** begin Data entries **

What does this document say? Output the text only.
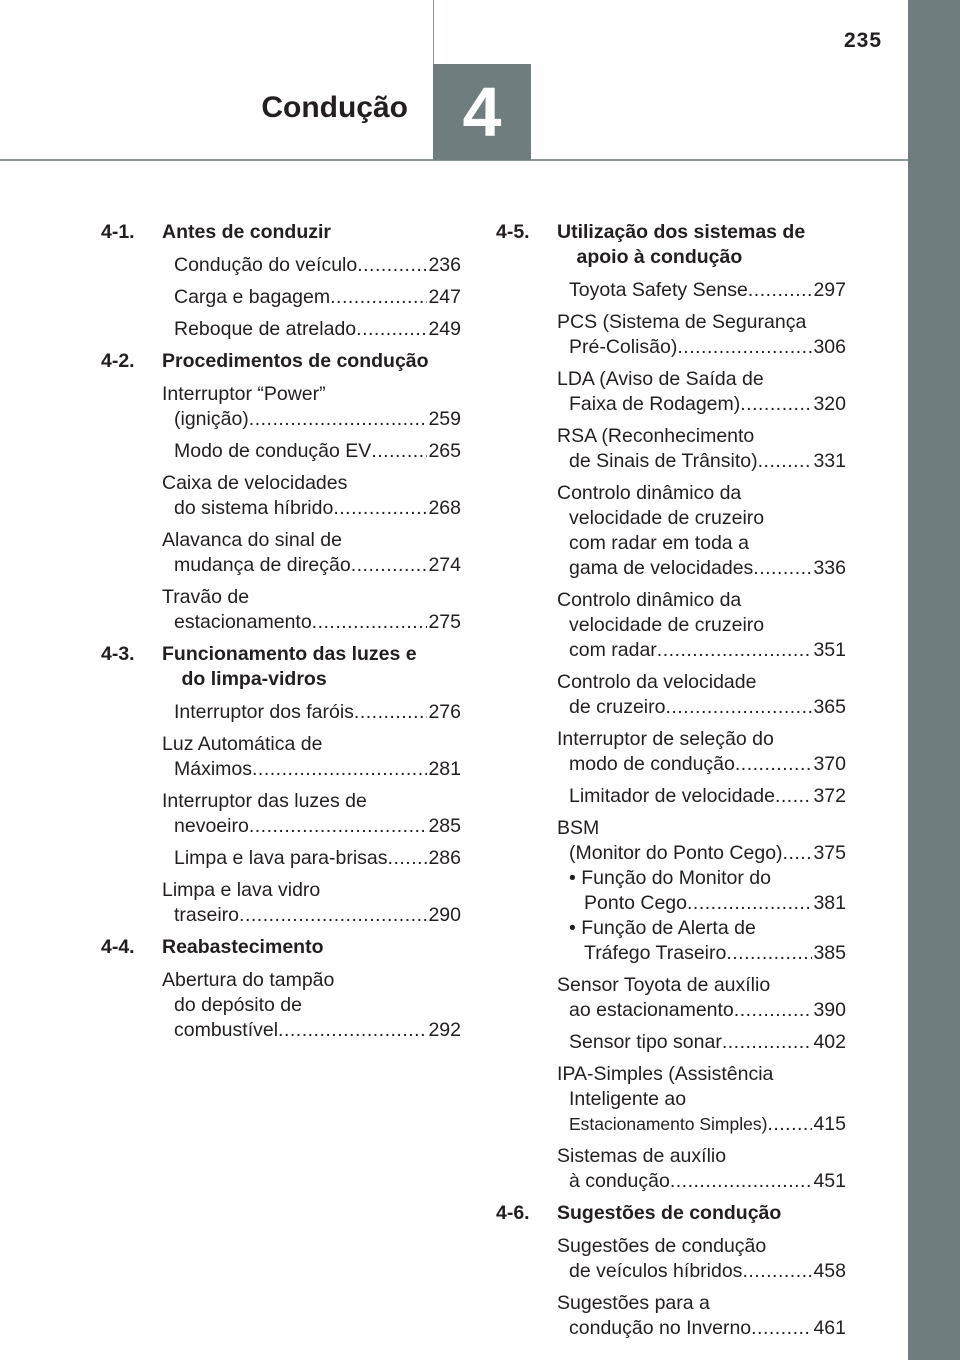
235
Condução 4
4-1.	Antes de conduzir
Condução do veículo .....	236
Carga e bagagem .....	247
Reboque de atrelado .....	249
4-2.	Procedimentos de condução
Interruptor “Power”
(ignição) .....	259
Modo de condução EV .....	265
Caixa de velocidades
do sistema híbrido .....	268
Alavanca do sinal de
mudança de direção .....	274
Travão de
estacionamento .....	275
4-3.	Funcionamento das luzes e
do limpa-vidros
Interruptor dos faróis .....	276
Luz Automática de
Máximos .....	281
Interruptor das luzes de
nevoeiro .....	285
Limpa e lava para-brisas ..... 286
Limpa e lava vidro
traseiro .....	290
4-4.	Reabastecimento
Abertura do tampão
do depósito de
combustível .....	292
4-5.	Utilização dos sistemas de
apoio à condução
Toyota Safety Sense .....	297
PCS (Sistema de Segurança
Pré-Colisão) .....	306
LDA (Aviso de Saída de
Faixa de Rodagem) .....	320
RSA (Reconhecimento
de Sinais de Trânsito) .....	331
Controlo dinâmico da
velocidade de cruzeiro
com radar em toda a
gama de velocidades .....	336
Controlo dinâmico da
velocidade de cruzeiro
com radar .....	351
Controlo da velocidade
de cruzeiro .....	365
Interruptor de seleção do
modo de condução .....	370
Limitador de velocidade ..... 372
BSM
(Monitor do Ponto Cego) ..... 375
• Função do Monitor do
Ponto Cego .....	381
• Função de Alerta de
Tráfego Traseiro .....	385
Sensor Toyota de auxílio
ao estacionamento .....	390
Sensor tipo sonar .....	402
IPA-Simples (Assistência
Inteligente ao
Estacionamento Simples) ..... 415
Sistemas de auxílio
à condução .....	451
4-6.	Sugestões de condução
Sugestões de condução
de veículos híbridos .....	458
Sugestões para a
condução no Inverno .....	461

** end Data entries **

(Work to be completed)
Copy each line holding the word "Cego" from the listing above.

(Result of the exercise)
(Monitor do Ponto Cego) ..... 375
Ponto Cego .....	381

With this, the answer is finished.